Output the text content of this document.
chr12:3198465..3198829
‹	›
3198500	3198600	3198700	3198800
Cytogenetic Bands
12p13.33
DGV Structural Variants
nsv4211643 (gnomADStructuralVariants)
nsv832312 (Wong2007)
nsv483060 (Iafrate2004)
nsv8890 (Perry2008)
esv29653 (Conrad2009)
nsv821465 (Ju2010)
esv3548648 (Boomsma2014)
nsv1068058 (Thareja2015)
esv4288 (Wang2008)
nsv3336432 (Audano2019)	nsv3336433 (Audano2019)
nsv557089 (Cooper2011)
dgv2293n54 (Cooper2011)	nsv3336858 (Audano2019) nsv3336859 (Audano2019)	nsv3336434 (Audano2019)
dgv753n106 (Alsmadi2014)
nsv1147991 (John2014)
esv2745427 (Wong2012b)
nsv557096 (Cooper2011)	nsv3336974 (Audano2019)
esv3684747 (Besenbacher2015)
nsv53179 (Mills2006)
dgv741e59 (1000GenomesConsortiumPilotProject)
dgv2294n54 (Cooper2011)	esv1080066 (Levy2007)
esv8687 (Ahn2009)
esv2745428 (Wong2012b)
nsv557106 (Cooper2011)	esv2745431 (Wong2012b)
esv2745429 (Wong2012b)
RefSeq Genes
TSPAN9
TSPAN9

• [TASK DETAILS]
Write every record above out again exactly as it stands.

• [YOUR RESPONSE]
Output the text content of this document.
chr12:3198465..3198829
‹	›
3198500	3198600	3198700	3198800
Cytogenetic Bands
12p13.33
DGV Structural Variants
nsv4211643 (gnomADStructuralVariants)
nsv832312 (Wong2007)
nsv483060 (Iafrate2004)
nsv8890 (Perry2008)
esv29653 (Conrad2009)
nsv821465 (Ju2010)
esv3548648 (Boomsma2014)
nsv1068058 (Thareja2015)
esv4288 (Wang2008)
nsv3336432 (Audano2019)	nsv3336433 (Audano2019)
nsv557089 (Cooper2011)
dgv2293n54 (Cooper2011)	nsv3336858 (Audano2019) nsv3336859 (Audano2019)	nsv3336434 (Audano2019)
dgv753n106 (Alsmadi2014)
nsv1147991 (John2014)
esv2745427 (Wong2012b)
nsv557096 (Cooper2011)	nsv3336974 (Audano2019)
esv3684747 (Besenbacher2015)
nsv53179 (Mills2006)
dgv741e59 (1000GenomesConsortiumPilotProject)
dgv2294n54 (Cooper2011)	esv1080066 (Levy2007)
esv8687 (Ahn2009)
esv2745428 (Wong2012b)
nsv557106 (Cooper2011)	esv2745431 (Wong2012b)
esv2745429 (Wong2012b)
RefSeq Genes
TSPAN9
TSPAN9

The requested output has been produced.